■ Exercise prompt ■
Filter the lines below, copying only those with the string "this".
— start Given data —
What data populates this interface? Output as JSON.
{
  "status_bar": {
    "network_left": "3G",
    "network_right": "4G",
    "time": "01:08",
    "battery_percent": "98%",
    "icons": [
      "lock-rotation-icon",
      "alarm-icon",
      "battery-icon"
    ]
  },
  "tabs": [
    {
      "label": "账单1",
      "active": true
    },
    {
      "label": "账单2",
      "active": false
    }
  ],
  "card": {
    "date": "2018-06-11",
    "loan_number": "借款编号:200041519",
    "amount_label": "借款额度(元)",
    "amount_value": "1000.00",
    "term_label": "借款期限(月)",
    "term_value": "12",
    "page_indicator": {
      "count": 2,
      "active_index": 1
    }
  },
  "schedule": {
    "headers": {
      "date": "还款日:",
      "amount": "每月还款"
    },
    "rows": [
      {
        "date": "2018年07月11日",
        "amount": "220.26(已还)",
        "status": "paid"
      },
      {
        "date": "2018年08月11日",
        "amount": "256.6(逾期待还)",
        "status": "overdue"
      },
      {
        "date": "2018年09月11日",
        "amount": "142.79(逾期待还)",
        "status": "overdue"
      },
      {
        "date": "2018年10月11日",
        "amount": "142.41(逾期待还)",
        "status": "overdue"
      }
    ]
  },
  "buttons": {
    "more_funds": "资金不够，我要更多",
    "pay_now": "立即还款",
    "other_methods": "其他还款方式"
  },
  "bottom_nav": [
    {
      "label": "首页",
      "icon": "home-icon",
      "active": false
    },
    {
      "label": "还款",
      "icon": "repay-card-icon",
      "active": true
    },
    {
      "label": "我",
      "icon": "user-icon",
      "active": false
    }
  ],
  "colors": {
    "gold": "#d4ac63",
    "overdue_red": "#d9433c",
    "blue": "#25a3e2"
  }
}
— end Given data —
— start Given data —
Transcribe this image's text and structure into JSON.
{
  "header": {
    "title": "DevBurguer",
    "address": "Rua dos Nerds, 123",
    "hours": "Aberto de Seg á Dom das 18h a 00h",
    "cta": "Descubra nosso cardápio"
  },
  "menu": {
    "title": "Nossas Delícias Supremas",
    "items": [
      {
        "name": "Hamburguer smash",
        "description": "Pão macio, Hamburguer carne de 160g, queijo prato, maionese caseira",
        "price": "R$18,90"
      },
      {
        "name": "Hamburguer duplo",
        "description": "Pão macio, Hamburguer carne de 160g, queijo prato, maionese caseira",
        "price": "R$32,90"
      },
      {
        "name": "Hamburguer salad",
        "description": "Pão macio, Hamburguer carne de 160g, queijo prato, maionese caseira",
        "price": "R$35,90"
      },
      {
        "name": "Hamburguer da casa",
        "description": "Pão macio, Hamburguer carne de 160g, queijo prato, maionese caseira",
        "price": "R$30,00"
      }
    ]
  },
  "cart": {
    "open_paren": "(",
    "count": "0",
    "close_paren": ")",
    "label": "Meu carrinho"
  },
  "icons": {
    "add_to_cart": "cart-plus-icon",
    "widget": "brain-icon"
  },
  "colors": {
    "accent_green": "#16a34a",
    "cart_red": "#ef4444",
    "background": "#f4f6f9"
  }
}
— end Given data —
■ Problem solution ■
What data populates this interface? Output as JSON.
Transcribe this image's text and structure into JSON.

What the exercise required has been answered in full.